**** Data for this task ****

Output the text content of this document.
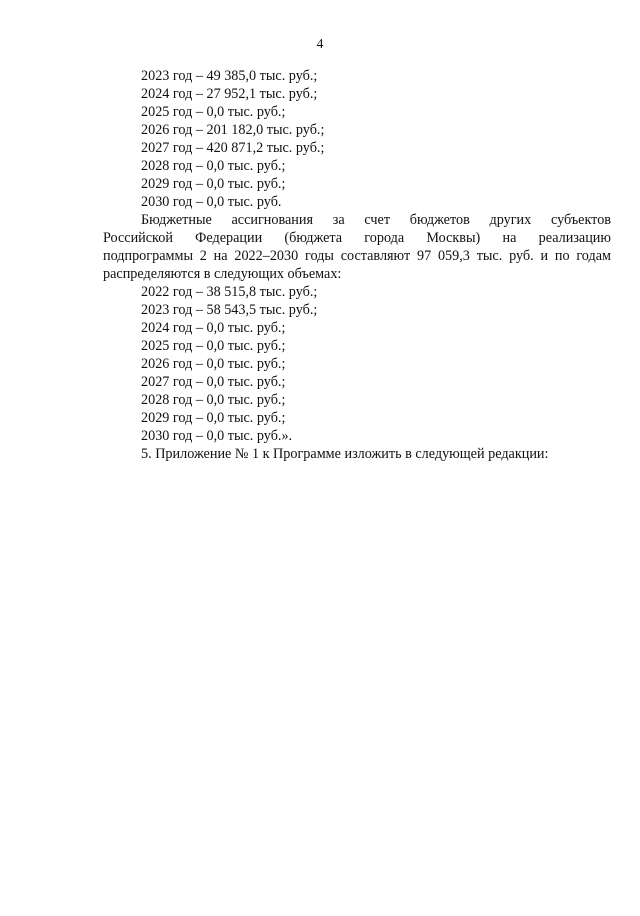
4
2023 год – 49 385,0 тыс. руб.;
2024 год – 27 952,1 тыс. руб.;
2025 год – 0,0 тыс. руб.;
2026 год – 201 182,0 тыс. руб.;
2027 год – 420 871,2 тыс. руб.;
2028 год – 0,0 тыс. руб.;
2029 год – 0,0 тыс. руб.;
2030 год – 0,0 тыс. руб.
Бюджетные ассигнования за счет бюджетов других субъектов
Российской Федерации (бюджета города Москвы) на реализацию
подпрограммы 2 на 2022–2030 годы составляют 97 059,3 тыс. руб. и по годам
распределяются в следующих объемах:
2022 год – 38 515,8 тыс. руб.;
2023 год – 58 543,5 тыс. руб.;
2024 год – 0,0 тыс. руб.;
2025 год – 0,0 тыс. руб.;
2026 год – 0,0 тыс. руб.;
2027 год – 0,0 тыс. руб.;
2028 год – 0,0 тыс. руб.;
2029 год – 0,0 тыс. руб.;
2030 год – 0,0 тыс. руб.».
5. Приложение № 1 к Программе изложить в следующей редакции:
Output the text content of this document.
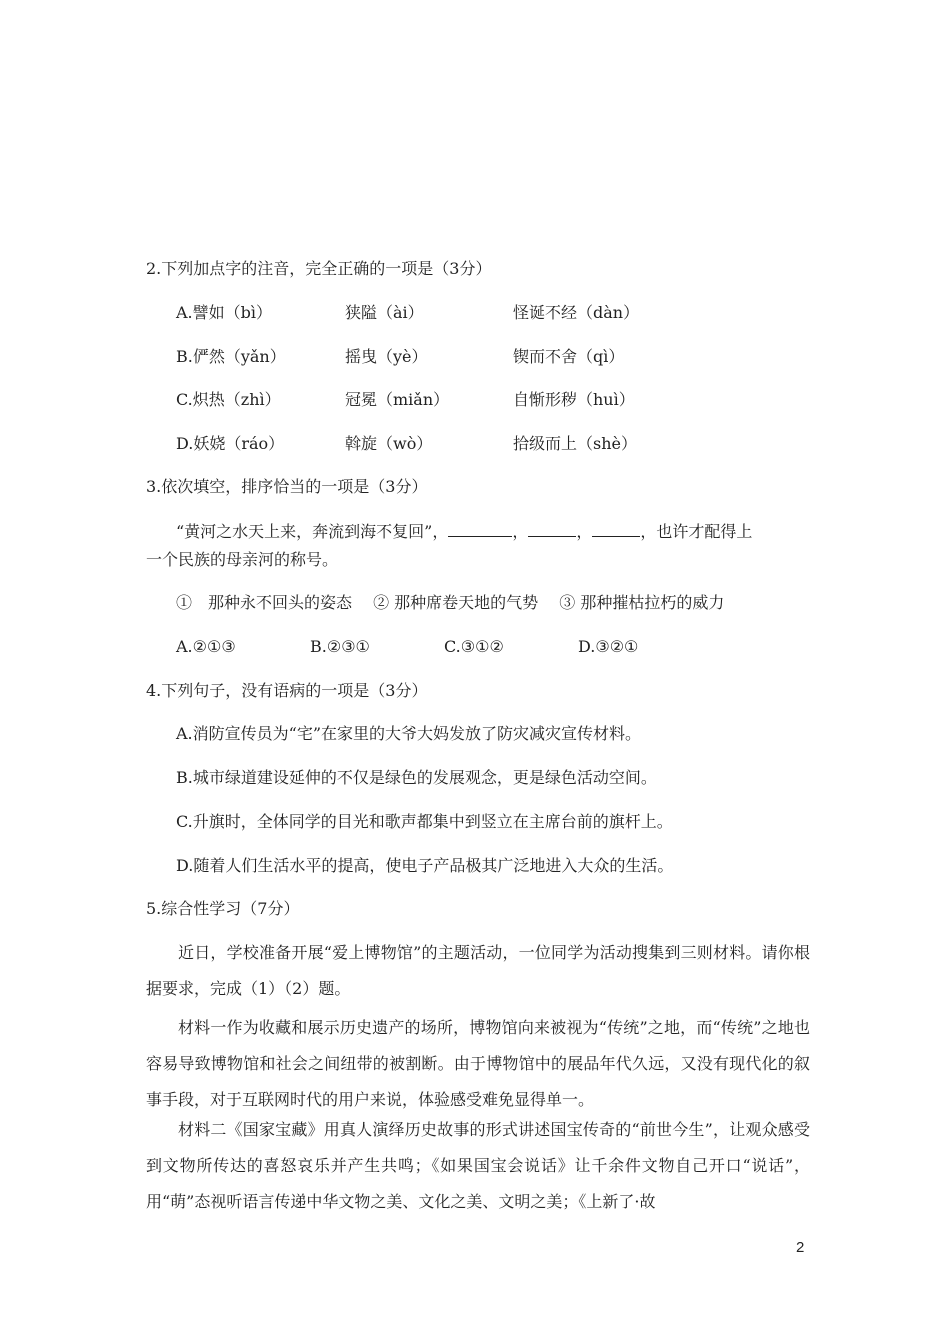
2.下列加点字的注音，完全正确的一项是（3分）
A.譬如（bì）	狭隘（ài）	怪诞不经（dàn）
B.俨然（yǎn）	摇曳（yè）	锲而不舍（qì）
C.炽热（zhì）	冠冕（miǎn）	自惭形秽（huì）
D.妖娆（ráo）	斡旋（wò）	拾级而上（shè）
3.依次填空，排序恰当的一项是（3分）
“黄河之水天上来，奔流到海不复回”，	，	，	，也许才配得上
一个民族的母亲河的称号。
①　那种永不回头的姿态　 ② 那种席卷天地的气势　 ③ 那种摧枯拉朽的威力
A.②①③	B.②③①	C.③①②	D.③②①
4.下列句子，没有语病的一项是（3分）
A.消防宣传员为“宅”在家里的大爷大妈发放了防灾减灾宣传材料。
B.城市绿道建设延伸的不仅是绿色的发展观念，更是绿色活动空间。
C.升旗时，全体同学的目光和歌声都集中到竖立在主席台前的旗杆上。
D.随着人们生活水平的提高，使电子产品极其广泛地进入大众的生活。
5.综合性学习（7分）
近日，学校准备开展“爱上博物馆”的主题活动，一位同学为活动搜集到三则材料。请你根据要求，完成（1）（2）题。
材料一作为收藏和展示历史遗产的场所，博物馆向来被视为“传统”之地，而“传统”之地也容易导致博物馆和社会之间纽带的被割断。由于博物馆中的展品年代久远，又没有现代化的叙事手段，对于互联网时代的用户来说，体验感受难免显得单一。
材料二《国家宝藏》用真人演绎历史故事的形式讲述国宝传奇的“前世今生”，让观众感受到文物所传达的喜怒哀乐并产生共鸣；《如果国宝会说话》让千余件文物自己开口“说话”，用“萌”态视听语言传递中华文物之美、文化之美、文明之美；《上新了·故
2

****

* Task details: Do not copy the pictures, but repeat every line exactly.

* Reply:
Output the text content of this document.
4
2023 год – 49 385,0 тыс. руб.;
2024 год – 27 952,1 тыс. руб.;
2025 год – 0,0 тыс. руб.;
2026 год – 201 182,0 тыс. руб.;
2027 год – 420 871,2 тыс. руб.;
2028 год – 0,0 тыс. руб.;
2029 год – 0,0 тыс. руб.;
2030 год – 0,0 тыс. руб.
Бюджетные ассигнования за счет бюджетов других субъектов
Российской Федерации (бюджета города Москвы) на реализацию
подпрограммы 2 на 2022–2030 годы составляют 97 059,3 тыс. руб. и по годам
распределяются в следующих объемах:
2022 год – 38 515,8 тыс. руб.;
2023 год – 58 543,5 тыс. руб.;
2024 год – 0,0 тыс. руб.;
2025 год – 0,0 тыс. руб.;
2026 год – 0,0 тыс. руб.;
2027 год – 0,0 тыс. руб.;
2028 год – 0,0 тыс. руб.;
2029 год – 0,0 тыс. руб.;
2030 год – 0,0 тыс. руб.».
5. Приложение № 1 к Программе изложить в следующей редакции:
Output the text content of this document.
2.下列加点字的注音，完全正确的一项是（3分）
A.譬如（bì）	狭隘（ài）	怪诞不经（dàn）
B.俨然（yǎn）	摇曳（yè）	锲而不舍（qì）
C.炽热（zhì）	冠冕（miǎn）	自惭形秽（huì）
D.妖娆（ráo）	斡旋（wò）	拾级而上（shè）
3.依次填空，排序恰当的一项是（3分）
“黄河之水天上来，奔流到海不复回”，	，	，	，也许才配得上
一个民族的母亲河的称号。
①　那种永不回头的姿态　 ② 那种席卷天地的气势　 ③ 那种摧枯拉朽的威力
A.②①③	B.②③①	C.③①②	D.③②①
4.下列句子，没有语病的一项是（3分）
A.消防宣传员为“宅”在家里的大爷大妈发放了防灾减灾宣传材料。
B.城市绿道建设延伸的不仅是绿色的发展观念，更是绿色活动空间。
C.升旗时，全体同学的目光和歌声都集中到竖立在主席台前的旗杆上。
D.随着人们生活水平的提高，使电子产品极其广泛地进入大众的生活。
5.综合性学习（7分）
近日，学校准备开展“爱上博物馆”的主题活动，一位同学为活动搜集到三则材料。请你根据要求，完成（1）（2）题。
材料一作为收藏和展示历史遗产的场所，博物馆向来被视为“传统”之地，而“传统”之地也容易导致博物馆和社会之间纽带的被割断。由于博物馆中的展品年代久远，又没有现代化的叙事手段，对于互联网时代的用户来说，体验感受难免显得单一。
材料二《国家宝藏》用真人演绎历史故事的形式讲述国宝传奇的“前世今生”，让观众感受到文物所传达的喜怒哀乐并产生共鸣；《如果国宝会说话》让千余件文物自己开口“说话”，用“萌”态视听语言传递中华文物之美、文化之美、文明之美；《上新了·故
2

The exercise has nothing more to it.